- What to produce
Determine which lines contain the word "该链表应变为", then copy those lines.

- Data in this exercise

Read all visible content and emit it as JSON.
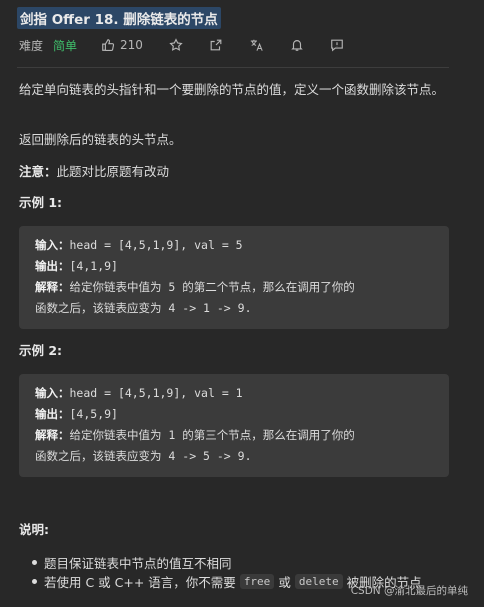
{
  "title": "剑指 Offer 18. 删除链表的节点",
  "meta": {
    "difficulty_label": "难度",
    "difficulty": "简单",
    "likes": "210"
  },
  "description": [
    "给定单向链表的头指针和一个要删除的节点的值，定义一个函数删除该节点。",
    "返回删除后的链表的头节点。"
  ],
  "note": {
    "label": "注意：",
    "text": "此题对比原题有改动"
  },
  "examples": [
    {
      "heading": "示例 1:",
      "input_label": "输入：",
      "input": "head = [4,5,1,9], val = 5",
      "output_label": "输出：",
      "output": "[4,1,9]",
      "explain_label": "解释：",
      "explain_1": "给定你链表中值为 5 的第二个节点，那么在调用了你的",
      "explain_2": "函数之后，该链表应变为 4 -> 1 -> 9."
    },
    {
      "heading": "示例 2:",
      "input_label": "输入：",
      "input": "head = [4,5,1,9], val = 1",
      "output_label": "输出：",
      "output": "[4,5,9]",
      "explain_label": "解释：",
      "explain_1": "给定你链表中值为 1 的第三个节点，那么在调用了你的",
      "explain_2": "函数之后，该链表应变为 4 -> 5 -> 9."
    }
  ],
  "notes": {
    "heading": "说明:",
    "item1": "题目保证链表中节点的值互不相同",
    "item2_a": "若使用 C 或 C++ 语言，你不需要",
    "item2_code1": "free",
    "item2_b": "或",
    "item2_code2": "delete",
    "item2_c": "被删除的节点"
  },
  "watermark": "CSDN @渝北最后的单纯"
}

- Result for this exercise
      "explain_2": "函数之后，该链表应变为 4 -> 1 -> 9."
      "explain_2": "函数之后，该链表应变为 4 -> 5 -> 9."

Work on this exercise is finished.